WHAT YOU ARE ASKED TO DO
Copy out all of the material exactly as presented.

TASK DATA
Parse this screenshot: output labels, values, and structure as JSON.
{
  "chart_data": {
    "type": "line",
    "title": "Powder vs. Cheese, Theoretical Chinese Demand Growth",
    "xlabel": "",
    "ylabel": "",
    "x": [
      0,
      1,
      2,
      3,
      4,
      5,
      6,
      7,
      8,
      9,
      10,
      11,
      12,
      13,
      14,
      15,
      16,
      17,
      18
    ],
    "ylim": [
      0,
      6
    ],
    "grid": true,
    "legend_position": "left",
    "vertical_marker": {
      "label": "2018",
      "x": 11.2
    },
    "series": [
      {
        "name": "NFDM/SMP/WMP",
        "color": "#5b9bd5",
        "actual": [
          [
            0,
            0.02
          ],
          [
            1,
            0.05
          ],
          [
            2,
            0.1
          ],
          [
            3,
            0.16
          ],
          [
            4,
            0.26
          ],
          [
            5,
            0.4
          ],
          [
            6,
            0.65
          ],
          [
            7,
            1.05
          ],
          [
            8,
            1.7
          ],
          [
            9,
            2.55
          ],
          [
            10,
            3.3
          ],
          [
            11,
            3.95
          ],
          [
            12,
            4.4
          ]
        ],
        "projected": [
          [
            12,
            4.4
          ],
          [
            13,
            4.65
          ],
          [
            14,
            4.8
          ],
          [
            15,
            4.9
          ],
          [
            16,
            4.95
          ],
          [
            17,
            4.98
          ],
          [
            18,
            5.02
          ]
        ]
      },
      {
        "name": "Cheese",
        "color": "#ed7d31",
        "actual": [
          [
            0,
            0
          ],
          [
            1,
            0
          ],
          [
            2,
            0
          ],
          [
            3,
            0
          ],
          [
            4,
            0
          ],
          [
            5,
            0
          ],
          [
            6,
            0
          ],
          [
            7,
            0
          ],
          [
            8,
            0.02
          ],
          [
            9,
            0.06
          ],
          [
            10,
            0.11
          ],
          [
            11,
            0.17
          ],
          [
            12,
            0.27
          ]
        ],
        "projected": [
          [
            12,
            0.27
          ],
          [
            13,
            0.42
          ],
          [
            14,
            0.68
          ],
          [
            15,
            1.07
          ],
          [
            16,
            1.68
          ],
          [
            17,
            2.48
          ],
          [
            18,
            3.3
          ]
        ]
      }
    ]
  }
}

SOLUTION TO THIS TASK
Parse this screenshot: output labels, values, and structure as JSON.
{
  "chart_data": {
    "type": "line",
    "title": "Powder vs. Cheese, Theoretical Chinese Demand Growth",
    "xlabel": "",
    "ylabel": "",
    "x": [
      0,
      1,
      2,
      3,
      4,
      5,
      6,
      7,
      8,
      9,
      10,
      11,
      12,
      13,
      14,
      15,
      16,
      17,
      18
    ],
    "ylim": [
      0,
      6
    ],
    "grid": true,
    "legend_position": "left",
    "vertical_marker": {
      "label": "2018",
      "x": 11.2
    },
    "series": [
      {
        "name": "NFDM/SMP/WMP",
        "color": "#5b9bd5",
        "actual": [
          [
            0,
            0.02
          ],
          [
            1,
            0.05
          ],
          [
            2,
            0.1
          ],
          [
            3,
            0.16
          ],
          [
            4,
            0.26
          ],
          [
            5,
            0.4
          ],
          [
            6,
            0.65
          ],
          [
            7,
            1.05
          ],
          [
            8,
            1.7
          ],
          [
            9,
            2.55
          ],
          [
            10,
            3.3
          ],
          [
            11,
            3.95
          ],
          [
            12,
            4.4
          ]
        ],
        "projected": [
          [
            12,
            4.4
          ],
          [
            13,
            4.65
          ],
          [
            14,
            4.8
          ],
          [
            15,
            4.9
          ],
          [
            16,
            4.95
          ],
          [
            17,
            4.98
          ],
          [
            18,
            5.02
          ]
        ]
      },
      {
        "name": "Cheese",
        "color": "#ed7d31",
        "actual": [
          [
            0,
            0
          ],
          [
            1,
            0
          ],
          [
            2,
            0
          ],
          [
            3,
            0
          ],
          [
            4,
            0
          ],
          [
            5,
            0
          ],
          [
            6,
            0
          ],
          [
            7,
            0
          ],
          [
            8,
            0.02
          ],
          [
            9,
            0.06
          ],
          [
            10,
            0.11
          ],
          [
            11,
            0.17
          ],
          [
            12,
            0.27
          ]
        ],
        "projected": [
          [
            12,
            0.27
          ],
          [
            13,
            0.42
          ],
          [
            14,
            0.68
          ],
          [
            15,
            1.07
          ],
          [
            16,
            1.68
          ],
          [
            17,
            2.48
          ],
          [
            18,
            3.3
          ]
        ]
      }
    ]
  }
}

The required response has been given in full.